Each entry has to be copied exactly, with nothing missed.

*****

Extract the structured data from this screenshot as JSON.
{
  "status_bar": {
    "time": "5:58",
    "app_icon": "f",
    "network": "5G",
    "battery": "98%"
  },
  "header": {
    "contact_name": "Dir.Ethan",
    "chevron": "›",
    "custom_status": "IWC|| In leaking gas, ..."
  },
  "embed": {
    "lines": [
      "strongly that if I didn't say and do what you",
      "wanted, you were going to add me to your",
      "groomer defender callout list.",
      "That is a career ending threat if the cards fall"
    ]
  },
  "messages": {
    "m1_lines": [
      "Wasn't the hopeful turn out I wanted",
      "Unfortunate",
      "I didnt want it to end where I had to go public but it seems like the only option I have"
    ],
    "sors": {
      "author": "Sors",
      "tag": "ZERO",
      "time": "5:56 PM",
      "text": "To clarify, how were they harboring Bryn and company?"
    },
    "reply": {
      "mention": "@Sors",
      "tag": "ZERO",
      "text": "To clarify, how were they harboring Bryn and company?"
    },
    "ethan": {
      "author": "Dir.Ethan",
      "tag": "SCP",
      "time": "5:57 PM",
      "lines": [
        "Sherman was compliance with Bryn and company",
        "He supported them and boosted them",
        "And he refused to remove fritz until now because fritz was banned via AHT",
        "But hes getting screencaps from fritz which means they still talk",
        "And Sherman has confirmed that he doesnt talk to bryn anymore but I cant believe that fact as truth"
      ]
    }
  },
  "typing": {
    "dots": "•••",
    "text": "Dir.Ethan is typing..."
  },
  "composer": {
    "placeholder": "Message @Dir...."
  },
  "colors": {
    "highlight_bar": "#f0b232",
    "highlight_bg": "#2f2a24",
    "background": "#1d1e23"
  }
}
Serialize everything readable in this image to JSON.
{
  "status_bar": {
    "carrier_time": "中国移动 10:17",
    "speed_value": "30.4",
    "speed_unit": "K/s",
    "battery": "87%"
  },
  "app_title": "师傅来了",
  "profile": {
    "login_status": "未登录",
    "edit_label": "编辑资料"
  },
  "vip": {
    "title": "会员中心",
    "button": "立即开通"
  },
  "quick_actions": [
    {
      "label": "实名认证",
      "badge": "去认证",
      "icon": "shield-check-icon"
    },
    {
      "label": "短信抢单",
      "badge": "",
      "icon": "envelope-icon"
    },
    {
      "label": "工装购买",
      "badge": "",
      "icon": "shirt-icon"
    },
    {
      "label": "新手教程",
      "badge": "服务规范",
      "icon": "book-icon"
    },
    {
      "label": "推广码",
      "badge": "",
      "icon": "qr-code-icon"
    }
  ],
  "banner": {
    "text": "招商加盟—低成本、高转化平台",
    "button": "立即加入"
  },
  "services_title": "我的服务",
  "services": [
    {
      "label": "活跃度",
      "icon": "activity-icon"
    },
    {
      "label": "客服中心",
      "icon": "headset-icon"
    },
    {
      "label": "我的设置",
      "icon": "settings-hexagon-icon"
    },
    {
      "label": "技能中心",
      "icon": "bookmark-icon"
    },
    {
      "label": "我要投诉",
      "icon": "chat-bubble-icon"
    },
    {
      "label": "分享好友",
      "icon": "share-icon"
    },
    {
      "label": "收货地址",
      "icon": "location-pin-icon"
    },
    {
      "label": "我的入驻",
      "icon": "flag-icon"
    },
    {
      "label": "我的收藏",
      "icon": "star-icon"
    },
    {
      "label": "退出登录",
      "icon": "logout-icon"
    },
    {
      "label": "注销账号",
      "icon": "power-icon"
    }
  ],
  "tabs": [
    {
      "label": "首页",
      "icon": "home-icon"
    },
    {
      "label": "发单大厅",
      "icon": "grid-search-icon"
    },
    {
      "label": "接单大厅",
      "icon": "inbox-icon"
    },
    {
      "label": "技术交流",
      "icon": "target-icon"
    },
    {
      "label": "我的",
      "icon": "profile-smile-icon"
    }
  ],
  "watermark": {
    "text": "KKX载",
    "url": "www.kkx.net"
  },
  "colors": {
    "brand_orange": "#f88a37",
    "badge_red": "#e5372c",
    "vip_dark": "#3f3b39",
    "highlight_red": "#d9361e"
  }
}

*****

* _Finished task_:
Extract the structured data from this screenshot as JSON.
{
  "status_bar": {
    "time": "5:58",
    "app_icon": "f",
    "network": "5G",
    "battery": "98%"
  },
  "header": {
    "contact_name": "Dir.Ethan",
    "chevron": "›",
    "custom_status": "IWC|| In leaking gas, ..."
  },
  "embed": {
    "lines": [
      "strongly that if I didn't say and do what you",
      "wanted, you were going to add me to your",
      "groomer defender callout list.",
      "That is a career ending threat if the cards fall"
    ]
  },
  "messages": {
    "m1_lines": [
      "Wasn't the hopeful turn out I wanted",
      "Unfortunate",
      "I didnt want it to end where I had to go public but it seems like the only option I have"
    ],
    "sors": {
      "author": "Sors",
      "tag": "ZERO",
      "time": "5:56 PM",
      "text": "To clarify, how were they harboring Bryn and company?"
    },
    "reply": {
      "mention": "@Sors",
      "tag": "ZERO",
      "text": "To clarify, how were they harboring Bryn and company?"
    },
    "ethan": {
      "author": "Dir.Ethan",
      "tag": "SCP",
      "time": "5:57 PM",
      "lines": [
        "Sherman was compliance with Bryn and company",
        "He supported them and boosted them",
        "And he refused to remove fritz until now because fritz was banned via AHT",
        "But hes getting screencaps from fritz which means they still talk",
        "And Sherman has confirmed that he doesnt talk to bryn anymore but I cant believe that fact as truth"
      ]
    }
  },
  "typing": {
    "dots": "•••",
    "text": "Dir.Ethan is typing..."
  },
  "composer": {
    "placeholder": "Message @Dir...."
  },
  "colors": {
    "highlight_bar": "#f0b232",
    "highlight_bg": "#2f2a24",
    "background": "#1d1e23"
  }
}
Serialize everything readable in this image to JSON.
{
  "status_bar": {
    "carrier_time": "中国移动 10:17",
    "speed_value": "30.4",
    "speed_unit": "K/s",
    "battery": "87%"
  },
  "app_title": "师傅来了",
  "profile": {
    "login_status": "未登录",
    "edit_label": "编辑资料"
  },
  "vip": {
    "title": "会员中心",
    "button": "立即开通"
  },
  "quick_actions": [
    {
      "label": "实名认证",
      "badge": "去认证",
      "icon": "shield-check-icon"
    },
    {
      "label": "短信抢单",
      "badge": "",
      "icon": "envelope-icon"
    },
    {
      "label": "工装购买",
      "badge": "",
      "icon": "shirt-icon"
    },
    {
      "label": "新手教程",
      "badge": "服务规范",
      "icon": "book-icon"
    },
    {
      "label": "推广码",
      "badge": "",
      "icon": "qr-code-icon"
    }
  ],
  "banner": {
    "text": "招商加盟—低成本、高转化平台",
    "button": "立即加入"
  },
  "services_title": "我的服务",
  "services": [
    {
      "label": "活跃度",
      "icon": "activity-icon"
    },
    {
      "label": "客服中心",
      "icon": "headset-icon"
    },
    {
      "label": "我的设置",
      "icon": "settings-hexagon-icon"
    },
    {
      "label": "技能中心",
      "icon": "bookmark-icon"
    },
    {
      "label": "我要投诉",
      "icon": "chat-bubble-icon"
    },
    {
      "label": "分享好友",
      "icon": "share-icon"
    },
    {
      "label": "收货地址",
      "icon": "location-pin-icon"
    },
    {
      "label": "我的入驻",
      "icon": "flag-icon"
    },
    {
      "label": "我的收藏",
      "icon": "star-icon"
    },
    {
      "label": "退出登录",
      "icon": "logout-icon"
    },
    {
      "label": "注销账号",
      "icon": "power-icon"
    }
  ],
  "tabs": [
    {
      "label": "首页",
      "icon": "home-icon"
    },
    {
      "label": "发单大厅",
      "icon": "grid-search-icon"
    },
    {
      "label": "接单大厅",
      "icon": "inbox-icon"
    },
    {
      "label": "技术交流",
      "icon": "target-icon"
    },
    {
      "label": "我的",
      "icon": "profile-smile-icon"
    }
  ],
  "watermark": {
    "text": "KKX载",
    "url": "www.kkx.net"
  },
  "colors": {
    "brand_orange": "#f88a37",
    "badge_red": "#e5372c",
    "vip_dark": "#3f3b39",
    "highlight_red": "#d9361e"
  }
}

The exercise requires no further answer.